What follows is a set of entries. Repeat them exactly, but not their pictures.

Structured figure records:
§

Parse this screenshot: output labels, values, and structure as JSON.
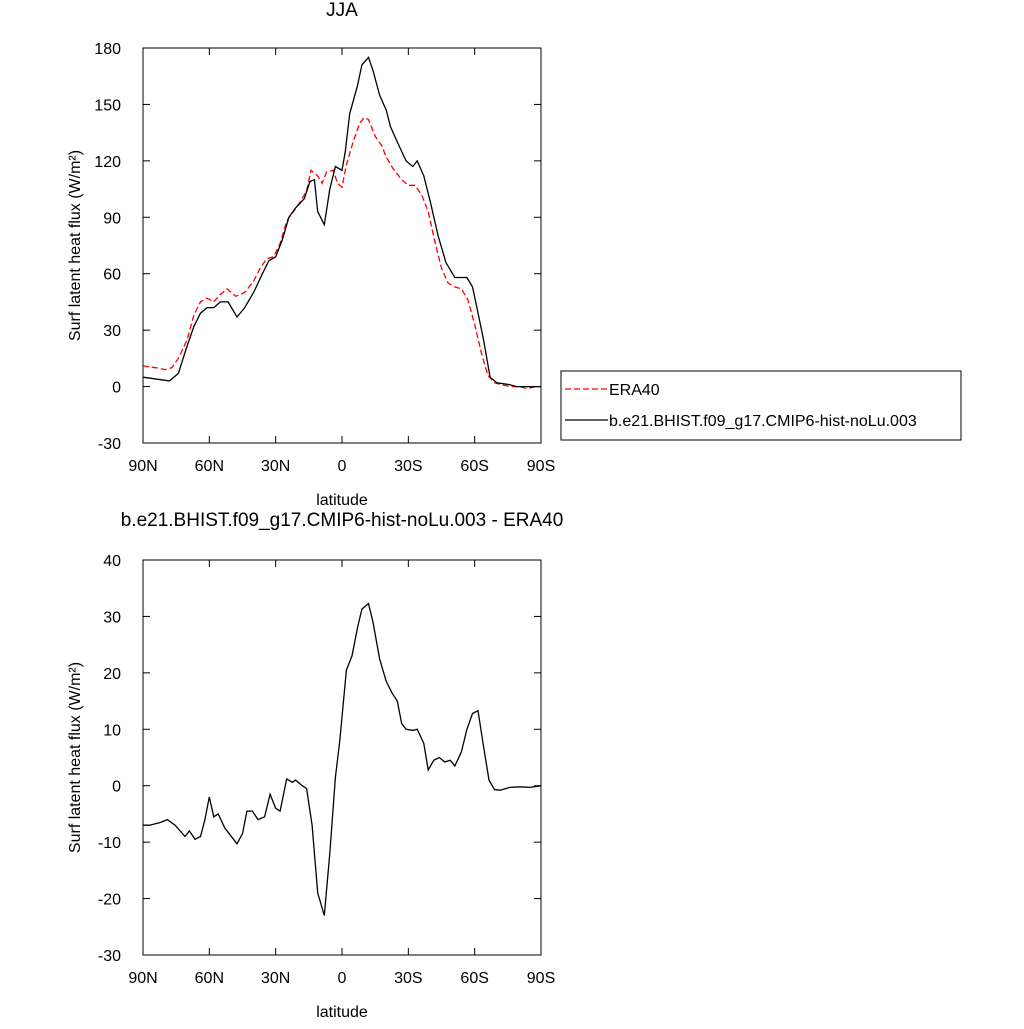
{
  "chart_data": [
    {
      "type": "line",
      "title": "JJA",
      "x_label": "latitude",
      "y_label": "Surf latent heat flux (W/m²)",
      "xlim": [
        90,
        -90
      ],
      "ylim": [
        -30,
        180
      ],
      "xticks": [
        {
          "value": 90,
          "label": "90N"
        },
        {
          "value": 60,
          "label": "60N"
        },
        {
          "value": 30,
          "label": "30N"
        },
        0,
        {
          "value": -30,
          "label": "30S"
        },
        {
          "value": -60,
          "label": "60S"
        },
        {
          "value": -90,
          "label": "90S"
        }
      ],
      "yticks": [
        -30,
        0,
        30,
        60,
        90,
        120,
        150,
        180
      ],
      "legend": "right",
      "series": [
        {
          "name": "ERA40",
          "color": "#ff0000",
          "dashed": true,
          "x": [
            90,
            84,
            80,
            77,
            74,
            70,
            67,
            64,
            61,
            58,
            55,
            52,
            48,
            44,
            40,
            37,
            34,
            31,
            28,
            25,
            22,
            19,
            16,
            14,
            11,
            9,
            7,
            4,
            2,
            0,
            -2,
            -5,
            -8,
            -10,
            -12,
            -15,
            -18,
            -20,
            -23,
            -27,
            -30,
            -33,
            -36,
            -39,
            -42,
            -45,
            -48,
            -51,
            -54,
            -57,
            -60,
            -63,
            -66,
            -69,
            -72,
            -76,
            -80,
            -84,
            -88,
            -90
          ],
          "values": [
            11,
            10,
            9,
            10,
            15,
            25,
            38,
            45,
            47,
            45,
            49,
            52,
            48,
            50,
            56,
            63,
            68,
            69,
            76,
            88,
            93,
            98,
            104,
            115,
            112,
            108,
            114,
            115,
            108,
            106,
            118,
            130,
            140,
            143,
            142,
            133,
            128,
            122,
            116,
            110,
            107,
            107,
            102,
            93,
            77,
            63,
            55,
            53,
            52,
            46,
            33,
            18,
            6,
            2,
            1,
            0,
            0,
            -1,
            0,
            0
          ]
        },
        {
          "name": "b.e21.BHIST.f09_g17.CMIP6-hist-noLu.003",
          "color": "#000000",
          "dashed": false,
          "x": [
            90,
            78,
            74,
            70.5,
            67,
            64,
            61,
            58,
            55,
            51.5,
            47.5,
            44,
            40,
            36,
            33,
            30,
            27,
            24,
            21,
            17,
            14.5,
            12.5,
            11,
            8,
            5.5,
            3,
            0,
            -1.5,
            -3.5,
            -7,
            -9,
            -12,
            -14,
            -17,
            -20,
            -22,
            -25,
            -29,
            -32,
            -34,
            -37,
            -40,
            -43.5,
            -47,
            -51,
            -53.5,
            -56.5,
            -59,
            -61,
            -64,
            -67,
            -70,
            -76,
            -79,
            -83,
            -90
          ],
          "values": [
            5,
            3,
            7,
            20,
            32,
            39,
            42,
            42,
            45,
            45,
            37,
            42,
            50,
            60,
            67,
            69,
            78,
            90,
            95,
            100,
            109,
            110,
            93,
            86,
            105,
            117,
            115,
            125,
            145,
            160,
            171,
            175,
            168,
            155,
            147,
            138,
            130,
            120,
            117,
            120,
            112,
            98,
            80,
            66,
            58,
            58,
            58,
            53,
            42,
            25,
            5,
            2,
            1,
            0,
            0,
            0
          ]
        }
      ]
    },
    {
      "type": "line",
      "title": "b.e21.BHIST.f09_g17.CMIP6-hist-noLu.003 - ERA40",
      "x_label": "latitude",
      "y_label": "Surf latent heat flux (W/m²)",
      "xlim": [
        90,
        -90
      ],
      "ylim": [
        -30,
        40
      ],
      "xticks": [
        {
          "value": 90,
          "label": "90N"
        },
        {
          "value": 60,
          "label": "60N"
        },
        {
          "value": 30,
          "label": "30N"
        },
        0,
        {
          "value": -30,
          "label": "30S"
        },
        {
          "value": -60,
          "label": "60S"
        },
        {
          "value": -90,
          "label": "90S"
        }
      ],
      "yticks": [
        -30,
        -20,
        -10,
        0,
        10,
        20,
        30,
        40
      ],
      "color": "#000000",
      "x": [
        90,
        87,
        82,
        79,
        75.5,
        71,
        69,
        66.5,
        64,
        62,
        60,
        58,
        56,
        53,
        51,
        47.5,
        45,
        43,
        40.5,
        38,
        35,
        32.5,
        30,
        28,
        25,
        22.5,
        21,
        18,
        16,
        13.5,
        11,
        8,
        5.5,
        3,
        1,
        -2,
        -4.5,
        -7,
        -9,
        -12,
        -14,
        -17,
        -20,
        -22.5,
        -25,
        -27,
        -29,
        -32,
        -34,
        -37,
        -39,
        -41.5,
        -44,
        -46.5,
        -49,
        -51,
        -54,
        -56.5,
        -59,
        -61.5,
        -64,
        -66.5,
        -69,
        -71.5,
        -76,
        -80.5,
        -85,
        -90
      ],
      "values": [
        -7,
        -7,
        -6.5,
        -6,
        -7,
        -9,
        -8,
        -9.5,
        -9,
        -6,
        -2,
        -5.5,
        -5,
        -7.5,
        -8.5,
        -10.3,
        -8.5,
        -4.5,
        -4.5,
        -6,
        -5.5,
        -1.5,
        -4,
        -4.5,
        1.2,
        0.6,
        1,
        0,
        -0.5,
        -7,
        -19,
        -23,
        -12,
        1.5,
        8,
        20.5,
        23,
        28,
        31.3,
        32.3,
        29,
        22.5,
        18.5,
        16.5,
        15,
        11,
        10,
        9.8,
        10,
        7.5,
        2.8,
        4.5,
        5,
        4.2,
        4.5,
        3.5,
        6,
        10,
        12.8,
        13.3,
        7,
        1,
        -0.7,
        -0.8,
        -0.3,
        -0.2,
        -0.3,
        0
      ]
    }
  ]
}
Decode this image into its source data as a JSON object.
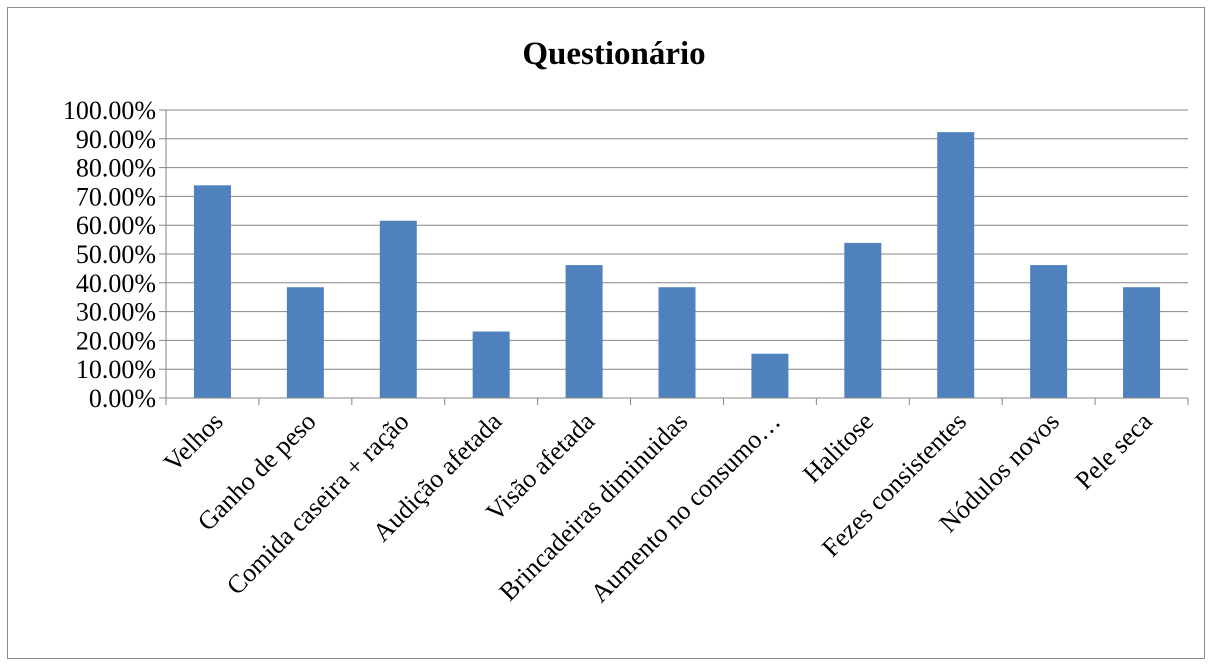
{
  "chart_data": {
    "type": "bar",
    "title": "Questionário",
    "xlabel": "",
    "ylabel": "",
    "ylim": [
      0,
      1
    ],
    "y_tick_values": [
      0,
      0.1,
      0.2,
      0.3,
      0.4,
      0.5,
      0.6,
      0.7,
      0.8,
      0.9,
      1.0
    ],
    "y_tick_labels": [
      "0.00%",
      "10.00%",
      "20.00%",
      "30.00%",
      "40.00%",
      "50.00%",
      "60.00%",
      "70.00%",
      "80.00%",
      "90.00%",
      "100.00%"
    ],
    "grid": true,
    "legend": "none",
    "categories": [
      "Velhos",
      "Ganho de peso",
      "Comida caseira + ração",
      "Audição afetada",
      "Visão afetada",
      "Brincadeiras diminuidas",
      "Aumento no consumo…",
      "Halitose",
      "Fezes consistentes",
      "Nódulos novos",
      "Pele seca"
    ],
    "values": [
      0.7385,
      0.3846,
      0.6154,
      0.2308,
      0.4615,
      0.3846,
      0.1538,
      0.5385,
      0.9231,
      0.4615,
      0.3846
    ],
    "colors": {
      "bar": "#4f81bd",
      "gridline": "#868686",
      "axis": "#868686",
      "text": "#000000"
    }
  }
}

§

FINAL ANSWER:
Parse this screenshot: output labels, values, and structure as JSON.
{
  "chart_data": [
    {
      "type": "line",
      "title": "JJA",
      "x_label": "latitude",
      "y_label": "Surf latent heat flux (W/m²)",
      "xlim": [
        90,
        -90
      ],
      "ylim": [
        -30,
        180
      ],
      "xticks": [
        {
          "value": 90,
          "label": "90N"
        },
        {
          "value": 60,
          "label": "60N"
        },
        {
          "value": 30,
          "label": "30N"
        },
        0,
        {
          "value": -30,
          "label": "30S"
        },
        {
          "value": -60,
          "label": "60S"
        },
        {
          "value": -90,
          "label": "90S"
        }
      ],
      "yticks": [
        -30,
        0,
        30,
        60,
        90,
        120,
        150,
        180
      ],
      "legend": "right",
      "series": [
        {
          "name": "ERA40",
          "color": "#ff0000",
          "dashed": true,
          "x": [
            90,
            84,
            80,
            77,
            74,
            70,
            67,
            64,
            61,
            58,
            55,
            52,
            48,
            44,
            40,
            37,
            34,
            31,
            28,
            25,
            22,
            19,
            16,
            14,
            11,
            9,
            7,
            4,
            2,
            0,
            -2,
            -5,
            -8,
            -10,
            -12,
            -15,
            -18,
            -20,
            -23,
            -27,
            -30,
            -33,
            -36,
            -39,
            -42,
            -45,
            -48,
            -51,
            -54,
            -57,
            -60,
            -63,
            -66,
            -69,
            -72,
            -76,
            -80,
            -84,
            -88,
            -90
          ],
          "values": [
            11,
            10,
            9,
            10,
            15,
            25,
            38,
            45,
            47,
            45,
            49,
            52,
            48,
            50,
            56,
            63,
            68,
            69,
            76,
            88,
            93,
            98,
            104,
            115,
            112,
            108,
            114,
            115,
            108,
            106,
            118,
            130,
            140,
            143,
            142,
            133,
            128,
            122,
            116,
            110,
            107,
            107,
            102,
            93,
            77,
            63,
            55,
            53,
            52,
            46,
            33,
            18,
            6,
            2,
            1,
            0,
            0,
            -1,
            0,
            0
          ]
        },
        {
          "name": "b.e21.BHIST.f09_g17.CMIP6-hist-noLu.003",
          "color": "#000000",
          "dashed": false,
          "x": [
            90,
            78,
            74,
            70.5,
            67,
            64,
            61,
            58,
            55,
            51.5,
            47.5,
            44,
            40,
            36,
            33,
            30,
            27,
            24,
            21,
            17,
            14.5,
            12.5,
            11,
            8,
            5.5,
            3,
            0,
            -1.5,
            -3.5,
            -7,
            -9,
            -12,
            -14,
            -17,
            -20,
            -22,
            -25,
            -29,
            -32,
            -34,
            -37,
            -40,
            -43.5,
            -47,
            -51,
            -53.5,
            -56.5,
            -59,
            -61,
            -64,
            -67,
            -70,
            -76,
            -79,
            -83,
            -90
          ],
          "values": [
            5,
            3,
            7,
            20,
            32,
            39,
            42,
            42,
            45,
            45,
            37,
            42,
            50,
            60,
            67,
            69,
            78,
            90,
            95,
            100,
            109,
            110,
            93,
            86,
            105,
            117,
            115,
            125,
            145,
            160,
            171,
            175,
            168,
            155,
            147,
            138,
            130,
            120,
            117,
            120,
            112,
            98,
            80,
            66,
            58,
            58,
            58,
            53,
            42,
            25,
            5,
            2,
            1,
            0,
            0,
            0
          ]
        }
      ]
    },
    {
      "type": "line",
      "title": "b.e21.BHIST.f09_g17.CMIP6-hist-noLu.003 - ERA40",
      "x_label": "latitude",
      "y_label": "Surf latent heat flux (W/m²)",
      "xlim": [
        90,
        -90
      ],
      "ylim": [
        -30,
        40
      ],
      "xticks": [
        {
          "value": 90,
          "label": "90N"
        },
        {
          "value": 60,
          "label": "60N"
        },
        {
          "value": 30,
          "label": "30N"
        },
        0,
        {
          "value": -30,
          "label": "30S"
        },
        {
          "value": -60,
          "label": "60S"
        },
        {
          "value": -90,
          "label": "90S"
        }
      ],
      "yticks": [
        -30,
        -20,
        -10,
        0,
        10,
        20,
        30,
        40
      ],
      "color": "#000000",
      "x": [
        90,
        87,
        82,
        79,
        75.5,
        71,
        69,
        66.5,
        64,
        62,
        60,
        58,
        56,
        53,
        51,
        47.5,
        45,
        43,
        40.5,
        38,
        35,
        32.5,
        30,
        28,
        25,
        22.5,
        21,
        18,
        16,
        13.5,
        11,
        8,
        5.5,
        3,
        1,
        -2,
        -4.5,
        -7,
        -9,
        -12,
        -14,
        -17,
        -20,
        -22.5,
        -25,
        -27,
        -29,
        -32,
        -34,
        -37,
        -39,
        -41.5,
        -44,
        -46.5,
        -49,
        -51,
        -54,
        -56.5,
        -59,
        -61.5,
        -64,
        -66.5,
        -69,
        -71.5,
        -76,
        -80.5,
        -85,
        -90
      ],
      "values": [
        -7,
        -7,
        -6.5,
        -6,
        -7,
        -9,
        -8,
        -9.5,
        -9,
        -6,
        -2,
        -5.5,
        -5,
        -7.5,
        -8.5,
        -10.3,
        -8.5,
        -4.5,
        -4.5,
        -6,
        -5.5,
        -1.5,
        -4,
        -4.5,
        1.2,
        0.6,
        1,
        0,
        -0.5,
        -7,
        -19,
        -23,
        -12,
        1.5,
        8,
        20.5,
        23,
        28,
        31.3,
        32.3,
        29,
        22.5,
        18.5,
        16.5,
        15,
        11,
        10,
        9.8,
        10,
        7.5,
        2.8,
        4.5,
        5,
        4.2,
        4.5,
        3.5,
        6,
        10,
        12.8,
        13.3,
        7,
        1,
        -0.7,
        -0.8,
        -0.3,
        -0.2,
        -0.3,
        0
      ]
    }
  ]
}
Decode this image into its source data as a JSON object.
{
  "chart_data": {
    "type": "bar",
    "title": "Questionário",
    "xlabel": "",
    "ylabel": "",
    "ylim": [
      0,
      1
    ],
    "y_tick_values": [
      0,
      0.1,
      0.2,
      0.3,
      0.4,
      0.5,
      0.6,
      0.7,
      0.8,
      0.9,
      1.0
    ],
    "y_tick_labels": [
      "0.00%",
      "10.00%",
      "20.00%",
      "30.00%",
      "40.00%",
      "50.00%",
      "60.00%",
      "70.00%",
      "80.00%",
      "90.00%",
      "100.00%"
    ],
    "grid": true,
    "legend": "none",
    "categories": [
      "Velhos",
      "Ganho de peso",
      "Comida caseira + ração",
      "Audição afetada",
      "Visão afetada",
      "Brincadeiras diminuidas",
      "Aumento no consumo…",
      "Halitose",
      "Fezes consistentes",
      "Nódulos novos",
      "Pele seca"
    ],
    "values": [
      0.7385,
      0.3846,
      0.6154,
      0.2308,
      0.4615,
      0.3846,
      0.1538,
      0.5385,
      0.9231,
      0.4615,
      0.3846
    ],
    "colors": {
      "bar": "#4f81bd",
      "gridline": "#868686",
      "axis": "#868686",
      "text": "#000000"
    }
  }
}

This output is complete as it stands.